Structured figure records
====
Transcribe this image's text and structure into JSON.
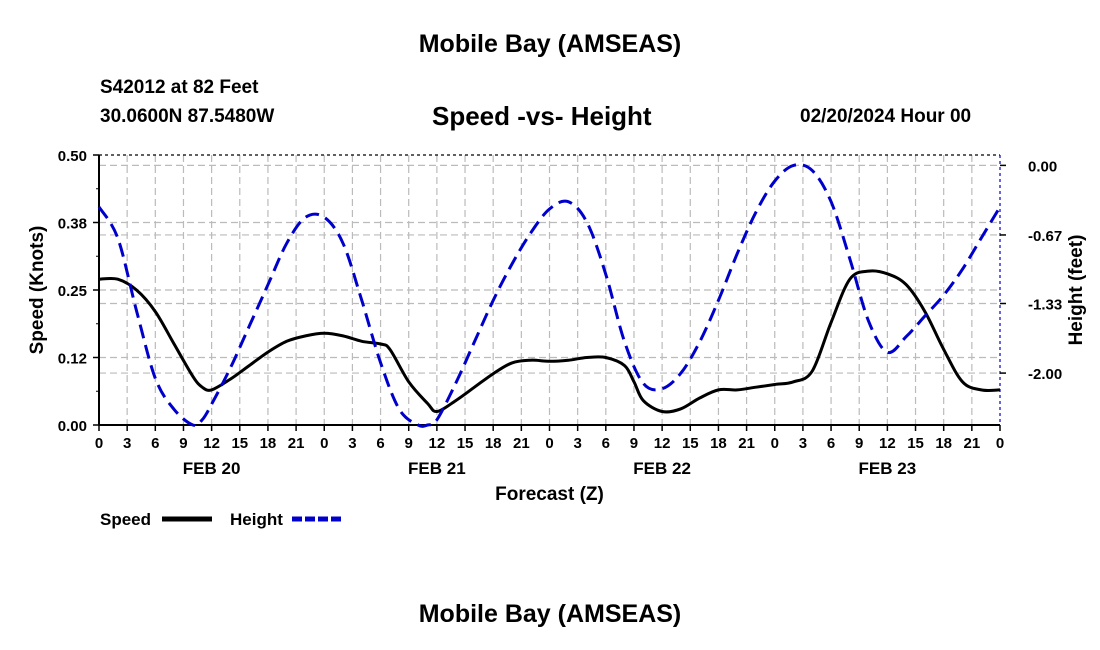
{
  "header": {
    "title": "Mobile Bay (AMSEAS)",
    "station": "S42012 at 82 Feet",
    "coords": "30.0600N  87.5480W",
    "subtitle": "Speed -vs- Height",
    "datetime": "02/20/2024 Hour 00"
  },
  "footer": {
    "title": "Mobile Bay (AMSEAS)"
  },
  "colors": {
    "speed": "#000000",
    "height": "#0000cc",
    "grid": "#bbbbbb"
  },
  "chart_data": {
    "type": "line",
    "title": "Speed -vs- Height",
    "xlabel": "Forecast (Z)",
    "ylabel": "Speed (Knots)",
    "y2label": "Height (feet)",
    "x_range": [
      0,
      96
    ],
    "ylim": [
      0,
      0.5
    ],
    "y2lim": [
      -2.5,
      0.1
    ],
    "y_ticks": [
      {
        "value": 0.0,
        "label": "0.00"
      },
      {
        "value": 0.125,
        "label": "0.12"
      },
      {
        "value": 0.25,
        "label": "0.25"
      },
      {
        "value": 0.375,
        "label": "0.38"
      },
      {
        "value": 0.5,
        "label": "0.50"
      }
    ],
    "y2_ticks": [
      {
        "value": 0.0,
        "label": "0.00"
      },
      {
        "value": -0.67,
        "label": "-0.67"
      },
      {
        "value": -1.33,
        "label": "-1.33"
      },
      {
        "value": -2.0,
        "label": "-2.00"
      }
    ],
    "x_tick_labels": [
      "0",
      "3",
      "6",
      "9",
      "12",
      "15",
      "18",
      "21",
      "0",
      "3",
      "6",
      "9",
      "12",
      "15",
      "18",
      "21",
      "0",
      "3",
      "6",
      "9",
      "12",
      "15",
      "18",
      "21",
      "0",
      "3",
      "6",
      "9",
      "12",
      "15",
      "18",
      "21",
      "0"
    ],
    "day_labels": [
      {
        "hour": 12,
        "label": "FEB 20"
      },
      {
        "hour": 36,
        "label": "FEB 21"
      },
      {
        "hour": 60,
        "label": "FEB 22"
      },
      {
        "hour": 84,
        "label": "FEB 23"
      }
    ],
    "legend": [
      {
        "name": "Speed",
        "style": "solid"
      },
      {
        "name": "Height",
        "style": "dashed"
      }
    ],
    "series": [
      {
        "name": "Speed",
        "axis": "left",
        "x": [
          0,
          2,
          4,
          6,
          8,
          10,
          11,
          12,
          14,
          16,
          18,
          20,
          22,
          24,
          26,
          28,
          30,
          31,
          33,
          35,
          36,
          38,
          40,
          42,
          44,
          46,
          48,
          50,
          52,
          54,
          56,
          57,
          58,
          60,
          62,
          64,
          66,
          68,
          70,
          72,
          74,
          76,
          78,
          80,
          82,
          84,
          86,
          88,
          90,
          92,
          94,
          96
        ],
        "values": [
          0.27,
          0.27,
          0.25,
          0.21,
          0.15,
          0.09,
          0.07,
          0.065,
          0.085,
          0.11,
          0.135,
          0.155,
          0.165,
          0.17,
          0.165,
          0.155,
          0.15,
          0.14,
          0.08,
          0.04,
          0.025,
          0.045,
          0.07,
          0.095,
          0.115,
          0.12,
          0.118,
          0.12,
          0.125,
          0.125,
          0.11,
          0.08,
          0.045,
          0.025,
          0.03,
          0.05,
          0.065,
          0.065,
          0.07,
          0.075,
          0.08,
          0.1,
          0.19,
          0.27,
          0.285,
          0.28,
          0.26,
          0.21,
          0.14,
          0.08,
          0.065,
          0.065
        ]
      },
      {
        "name": "Height",
        "axis": "right",
        "x": [
          0,
          2,
          4,
          6,
          8,
          10,
          11,
          12,
          14,
          16,
          18,
          20,
          22,
          24,
          26,
          28,
          30,
          32,
          34,
          35,
          36,
          38,
          40,
          42,
          44,
          46,
          48,
          50,
          52,
          54,
          56,
          58,
          60,
          62,
          64,
          66,
          68,
          70,
          72,
          74,
          76,
          78,
          80,
          82,
          84,
          86,
          88,
          90,
          92,
          94,
          96
        ],
        "values": [
          -0.4,
          -0.7,
          -1.4,
          -2.05,
          -2.35,
          -2.5,
          -2.45,
          -2.3,
          -1.95,
          -1.55,
          -1.15,
          -0.75,
          -0.5,
          -0.5,
          -0.75,
          -1.3,
          -1.9,
          -2.35,
          -2.5,
          -2.5,
          -2.45,
          -2.1,
          -1.7,
          -1.3,
          -0.95,
          -0.65,
          -0.42,
          -0.35,
          -0.55,
          -1.05,
          -1.7,
          -2.1,
          -2.15,
          -2.0,
          -1.7,
          -1.3,
          -0.85,
          -0.45,
          -0.15,
          0.0,
          -0.05,
          -0.35,
          -0.9,
          -1.5,
          -1.8,
          -1.65,
          -1.45,
          -1.25,
          -1.0,
          -0.7,
          -0.4
        ]
      }
    ]
  }
}
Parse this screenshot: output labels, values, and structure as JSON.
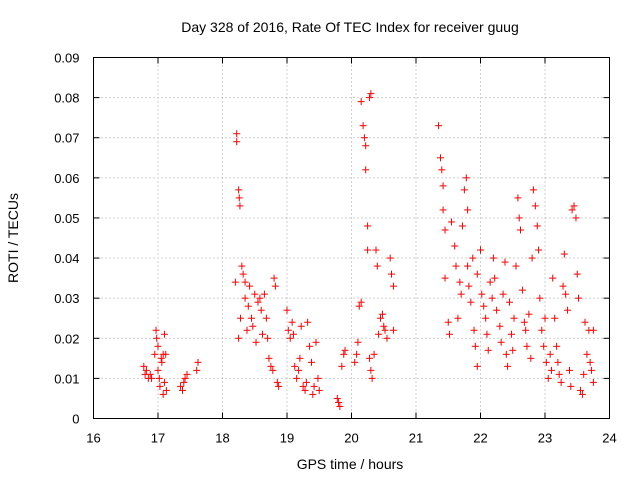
====
● Challenge
Reproduce each entry verbatim, excluding any embedded images.

● Response to this exercise
Transcribe this image's text and structure into JSON.
{
  "header": {
    "title": "Mobile Bay (AMSEAS)",
    "station": "S42012 at 82 Feet",
    "coords": "30.0600N  87.5480W",
    "subtitle": "Speed -vs- Height",
    "datetime": "02/20/2024 Hour 00"
  },
  "footer": {
    "title": "Mobile Bay (AMSEAS)"
  },
  "colors": {
    "speed": "#000000",
    "height": "#0000cc",
    "grid": "#bbbbbb"
  },
  "chart_data": {
    "type": "line",
    "title": "Speed -vs- Height",
    "xlabel": "Forecast (Z)",
    "ylabel": "Speed (Knots)",
    "y2label": "Height (feet)",
    "x_range": [
      0,
      96
    ],
    "ylim": [
      0,
      0.5
    ],
    "y2lim": [
      -2.5,
      0.1
    ],
    "y_ticks": [
      {
        "value": 0.0,
        "label": "0.00"
      },
      {
        "value": 0.125,
        "label": "0.12"
      },
      {
        "value": 0.25,
        "label": "0.25"
      },
      {
        "value": 0.375,
        "label": "0.38"
      },
      {
        "value": 0.5,
        "label": "0.50"
      }
    ],
    "y2_ticks": [
      {
        "value": 0.0,
        "label": "0.00"
      },
      {
        "value": -0.67,
        "label": "-0.67"
      },
      {
        "value": -1.33,
        "label": "-1.33"
      },
      {
        "value": -2.0,
        "label": "-2.00"
      }
    ],
    "x_tick_labels": [
      "0",
      "3",
      "6",
      "9",
      "12",
      "15",
      "18",
      "21",
      "0",
      "3",
      "6",
      "9",
      "12",
      "15",
      "18",
      "21",
      "0",
      "3",
      "6",
      "9",
      "12",
      "15",
      "18",
      "21",
      "0",
      "3",
      "6",
      "9",
      "12",
      "15",
      "18",
      "21",
      "0"
    ],
    "day_labels": [
      {
        "hour": 12,
        "label": "FEB 20"
      },
      {
        "hour": 36,
        "label": "FEB 21"
      },
      {
        "hour": 60,
        "label": "FEB 22"
      },
      {
        "hour": 84,
        "label": "FEB 23"
      }
    ],
    "legend": [
      {
        "name": "Speed",
        "style": "solid"
      },
      {
        "name": "Height",
        "style": "dashed"
      }
    ],
    "series": [
      {
        "name": "Speed",
        "axis": "left",
        "x": [
          0,
          2,
          4,
          6,
          8,
          10,
          11,
          12,
          14,
          16,
          18,
          20,
          22,
          24,
          26,
          28,
          30,
          31,
          33,
          35,
          36,
          38,
          40,
          42,
          44,
          46,
          48,
          50,
          52,
          54,
          56,
          57,
          58,
          60,
          62,
          64,
          66,
          68,
          70,
          72,
          74,
          76,
          78,
          80,
          82,
          84,
          86,
          88,
          90,
          92,
          94,
          96
        ],
        "values": [
          0.27,
          0.27,
          0.25,
          0.21,
          0.15,
          0.09,
          0.07,
          0.065,
          0.085,
          0.11,
          0.135,
          0.155,
          0.165,
          0.17,
          0.165,
          0.155,
          0.15,
          0.14,
          0.08,
          0.04,
          0.025,
          0.045,
          0.07,
          0.095,
          0.115,
          0.12,
          0.118,
          0.12,
          0.125,
          0.125,
          0.11,
          0.08,
          0.045,
          0.025,
          0.03,
          0.05,
          0.065,
          0.065,
          0.07,
          0.075,
          0.08,
          0.1,
          0.19,
          0.27,
          0.285,
          0.28,
          0.26,
          0.21,
          0.14,
          0.08,
          0.065,
          0.065
        ]
      },
      {
        "name": "Height",
        "axis": "right",
        "x": [
          0,
          2,
          4,
          6,
          8,
          10,
          11,
          12,
          14,
          16,
          18,
          20,
          22,
          24,
          26,
          28,
          30,
          32,
          34,
          35,
          36,
          38,
          40,
          42,
          44,
          46,
          48,
          50,
          52,
          54,
          56,
          58,
          60,
          62,
          64,
          66,
          68,
          70,
          72,
          74,
          76,
          78,
          80,
          82,
          84,
          86,
          88,
          90,
          92,
          94,
          96
        ],
        "values": [
          -0.4,
          -0.7,
          -1.4,
          -2.05,
          -2.35,
          -2.5,
          -2.45,
          -2.3,
          -1.95,
          -1.55,
          -1.15,
          -0.75,
          -0.5,
          -0.5,
          -0.75,
          -1.3,
          -1.9,
          -2.35,
          -2.5,
          -2.5,
          -2.45,
          -2.1,
          -1.7,
          -1.3,
          -0.95,
          -0.65,
          -0.42,
          -0.35,
          -0.55,
          -1.05,
          -1.7,
          -2.1,
          -2.15,
          -2.0,
          -1.7,
          -1.3,
          -0.85,
          -0.45,
          -0.15,
          0.0,
          -0.05,
          -0.35,
          -0.9,
          -1.5,
          -1.8,
          -1.65,
          -1.45,
          -1.25,
          -1.0,
          -0.7,
          -0.4
        ]
      }
    ]
  }
}
Parse this screenshot: output labels, values, and structure as JSON.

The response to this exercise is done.